| TO DO |
Copy only the lines between the one containing "Convert this screenshot" and the end of the records, both included, leaving out pictures.

Records excerpted from a collection:
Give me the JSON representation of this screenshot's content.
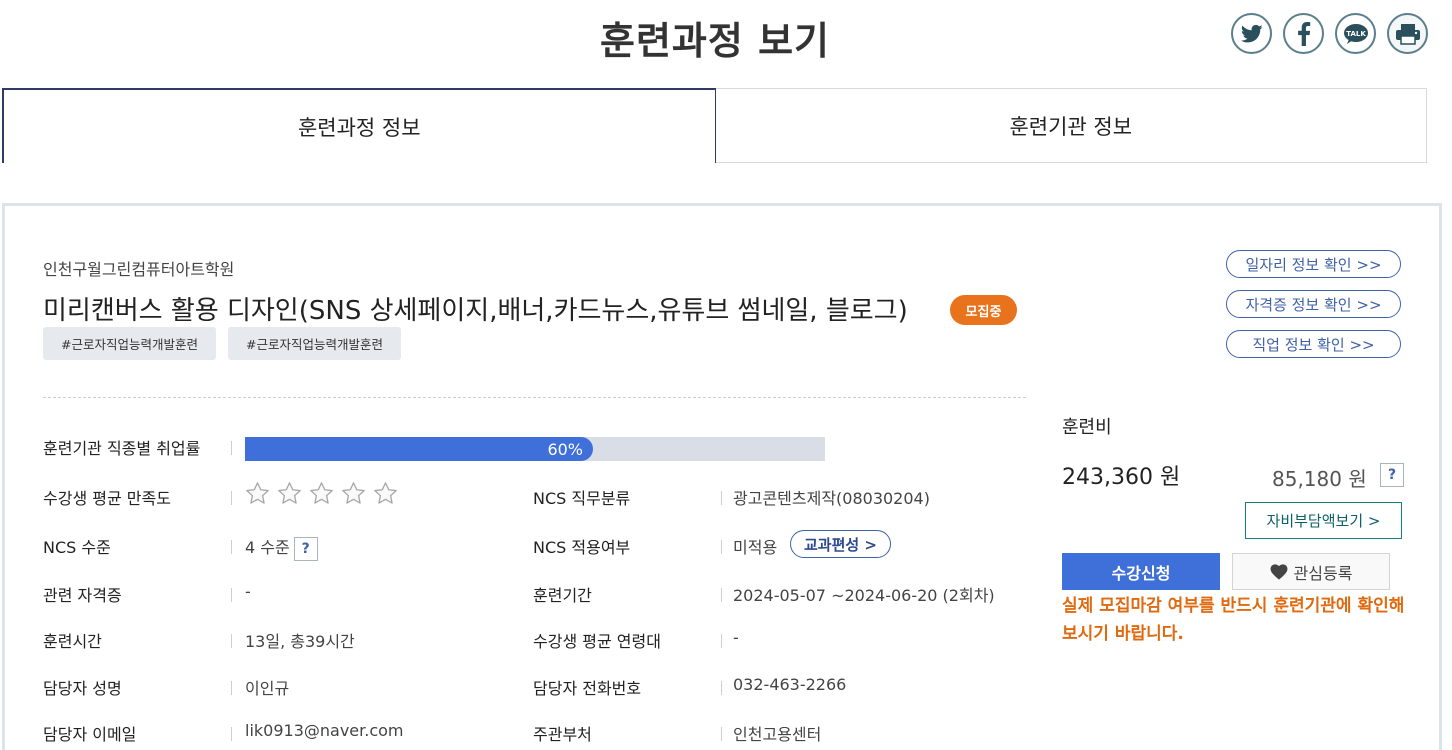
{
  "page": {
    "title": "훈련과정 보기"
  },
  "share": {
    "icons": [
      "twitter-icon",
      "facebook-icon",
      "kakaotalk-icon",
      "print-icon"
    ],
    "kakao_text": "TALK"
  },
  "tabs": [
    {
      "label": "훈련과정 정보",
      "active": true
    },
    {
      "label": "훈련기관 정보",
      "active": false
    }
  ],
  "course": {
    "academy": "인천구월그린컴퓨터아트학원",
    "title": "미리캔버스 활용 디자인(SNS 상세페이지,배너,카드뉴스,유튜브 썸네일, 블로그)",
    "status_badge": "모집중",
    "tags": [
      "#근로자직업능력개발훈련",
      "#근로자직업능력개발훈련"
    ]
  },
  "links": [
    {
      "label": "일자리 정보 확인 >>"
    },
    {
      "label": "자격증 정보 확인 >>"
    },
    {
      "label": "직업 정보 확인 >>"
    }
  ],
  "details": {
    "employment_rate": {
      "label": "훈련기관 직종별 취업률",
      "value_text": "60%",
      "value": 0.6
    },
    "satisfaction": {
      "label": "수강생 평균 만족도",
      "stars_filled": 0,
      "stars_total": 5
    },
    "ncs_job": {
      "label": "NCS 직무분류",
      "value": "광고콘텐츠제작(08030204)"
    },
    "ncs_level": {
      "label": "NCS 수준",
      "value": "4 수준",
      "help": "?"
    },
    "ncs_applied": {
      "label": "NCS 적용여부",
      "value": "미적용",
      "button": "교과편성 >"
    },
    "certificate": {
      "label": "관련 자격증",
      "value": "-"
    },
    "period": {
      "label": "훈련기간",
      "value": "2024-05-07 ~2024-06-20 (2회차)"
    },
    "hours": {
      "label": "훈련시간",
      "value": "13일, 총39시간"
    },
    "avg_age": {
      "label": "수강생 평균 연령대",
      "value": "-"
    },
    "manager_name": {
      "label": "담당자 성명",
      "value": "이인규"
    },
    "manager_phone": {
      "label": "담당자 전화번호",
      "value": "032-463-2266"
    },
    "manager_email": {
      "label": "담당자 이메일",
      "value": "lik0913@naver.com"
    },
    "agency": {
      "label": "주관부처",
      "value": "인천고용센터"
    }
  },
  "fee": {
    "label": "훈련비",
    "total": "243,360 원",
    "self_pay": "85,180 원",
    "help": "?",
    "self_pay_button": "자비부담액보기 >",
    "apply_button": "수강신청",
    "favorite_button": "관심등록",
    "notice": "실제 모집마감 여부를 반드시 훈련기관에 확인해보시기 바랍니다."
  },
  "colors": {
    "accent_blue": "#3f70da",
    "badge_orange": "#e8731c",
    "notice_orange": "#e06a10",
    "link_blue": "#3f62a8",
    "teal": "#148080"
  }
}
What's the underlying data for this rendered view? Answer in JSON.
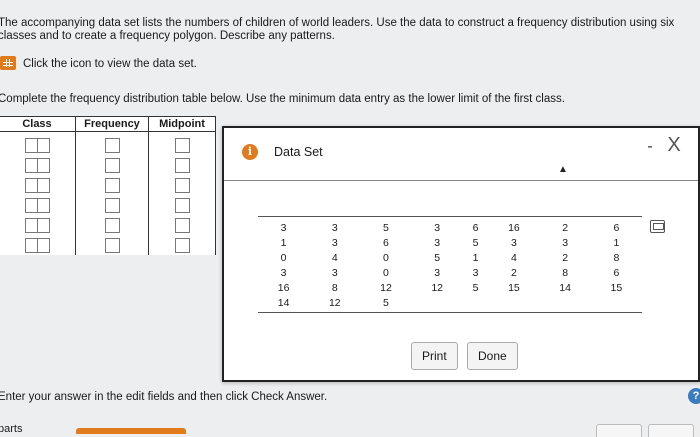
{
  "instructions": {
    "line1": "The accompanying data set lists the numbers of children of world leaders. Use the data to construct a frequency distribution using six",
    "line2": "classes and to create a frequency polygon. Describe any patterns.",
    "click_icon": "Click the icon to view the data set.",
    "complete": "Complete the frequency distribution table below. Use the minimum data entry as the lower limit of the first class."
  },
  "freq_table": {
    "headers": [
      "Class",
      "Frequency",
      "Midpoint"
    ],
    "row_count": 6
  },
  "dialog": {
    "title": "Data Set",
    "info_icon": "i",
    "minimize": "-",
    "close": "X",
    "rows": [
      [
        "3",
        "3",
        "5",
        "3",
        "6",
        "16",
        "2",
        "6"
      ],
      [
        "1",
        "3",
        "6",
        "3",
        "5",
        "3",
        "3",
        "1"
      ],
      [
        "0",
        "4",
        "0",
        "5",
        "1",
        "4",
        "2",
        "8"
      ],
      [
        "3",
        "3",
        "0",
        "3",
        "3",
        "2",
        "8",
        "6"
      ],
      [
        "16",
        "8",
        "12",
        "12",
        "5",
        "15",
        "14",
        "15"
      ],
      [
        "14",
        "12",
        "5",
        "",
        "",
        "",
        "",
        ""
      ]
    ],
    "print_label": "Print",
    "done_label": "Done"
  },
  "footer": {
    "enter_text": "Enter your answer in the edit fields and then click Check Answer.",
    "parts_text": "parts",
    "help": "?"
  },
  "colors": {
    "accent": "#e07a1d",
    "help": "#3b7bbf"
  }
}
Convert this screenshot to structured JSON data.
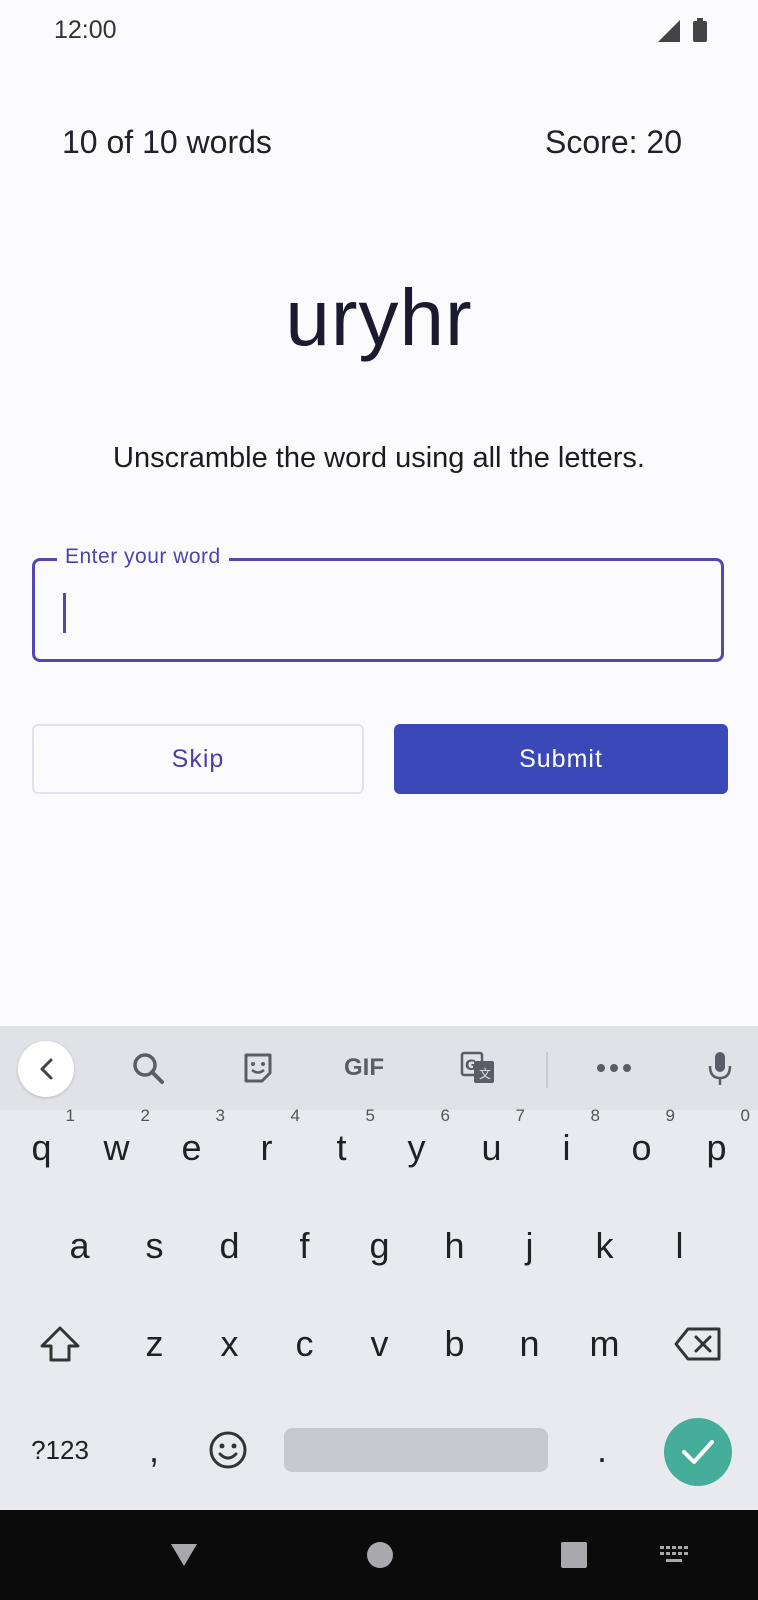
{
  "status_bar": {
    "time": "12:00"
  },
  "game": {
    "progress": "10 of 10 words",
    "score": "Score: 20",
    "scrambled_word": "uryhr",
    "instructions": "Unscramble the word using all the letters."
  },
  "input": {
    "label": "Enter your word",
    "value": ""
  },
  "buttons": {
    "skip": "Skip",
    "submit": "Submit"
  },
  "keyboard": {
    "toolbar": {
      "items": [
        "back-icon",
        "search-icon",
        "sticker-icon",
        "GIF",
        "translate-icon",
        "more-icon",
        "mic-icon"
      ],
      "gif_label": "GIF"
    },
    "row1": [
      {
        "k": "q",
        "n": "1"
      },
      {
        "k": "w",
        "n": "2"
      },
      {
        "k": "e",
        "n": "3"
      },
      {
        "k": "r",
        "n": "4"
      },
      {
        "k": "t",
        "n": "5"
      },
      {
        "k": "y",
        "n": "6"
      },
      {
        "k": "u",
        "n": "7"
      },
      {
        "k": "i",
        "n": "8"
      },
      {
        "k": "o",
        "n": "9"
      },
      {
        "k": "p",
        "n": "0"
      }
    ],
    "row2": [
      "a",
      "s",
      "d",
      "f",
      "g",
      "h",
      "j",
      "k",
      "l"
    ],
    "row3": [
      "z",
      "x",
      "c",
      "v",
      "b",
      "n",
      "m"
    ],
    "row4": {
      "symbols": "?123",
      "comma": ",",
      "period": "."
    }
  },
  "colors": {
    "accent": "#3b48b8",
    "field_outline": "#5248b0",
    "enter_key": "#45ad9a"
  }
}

| OUTPUT FOR THIS TASK |
Convert this screenshot to structured JSON data.
{
  "status_bar": {
    "time": "12:00"
  },
  "game": {
    "progress": "10 of 10 words",
    "score": "Score: 20",
    "scrambled_word": "uryhr",
    "instructions": "Unscramble the word using all the letters."
  },
  "input": {
    "label": "Enter your word",
    "value": ""
  },
  "buttons": {
    "skip": "Skip",
    "submit": "Submit"
  },
  "keyboard": {
    "toolbar": {
      "items": [
        "back-icon",
        "search-icon",
        "sticker-icon",
        "GIF",
        "translate-icon",
        "more-icon",
        "mic-icon"
      ],
      "gif_label": "GIF"
    },
    "row1": [
      {
        "k": "q",
        "n": "1"
      },
      {
        "k": "w",
        "n": "2"
      },
      {
        "k": "e",
        "n": "3"
      },
      {
        "k": "r",
        "n": "4"
      },
      {
        "k": "t",
        "n": "5"
      },
      {
        "k": "y",
        "n": "6"
      },
      {
        "k": "u",
        "n": "7"
      },
      {
        "k": "i",
        "n": "8"
      },
      {
        "k": "o",
        "n": "9"
      },
      {
        "k": "p",
        "n": "0"
      }
    ],
    "row2": [
      "a",
      "s",
      "d",
      "f",
      "g",
      "h",
      "j",
      "k",
      "l"
    ],
    "row3": [
      "z",
      "x",
      "c",
      "v",
      "b",
      "n",
      "m"
    ],
    "row4": {
      "symbols": "?123",
      "comma": ",",
      "period": "."
    }
  },
  "colors": {
    "accent": "#3b48b8",
    "field_outline": "#5248b0",
    "enter_key": "#45ad9a"
  }
}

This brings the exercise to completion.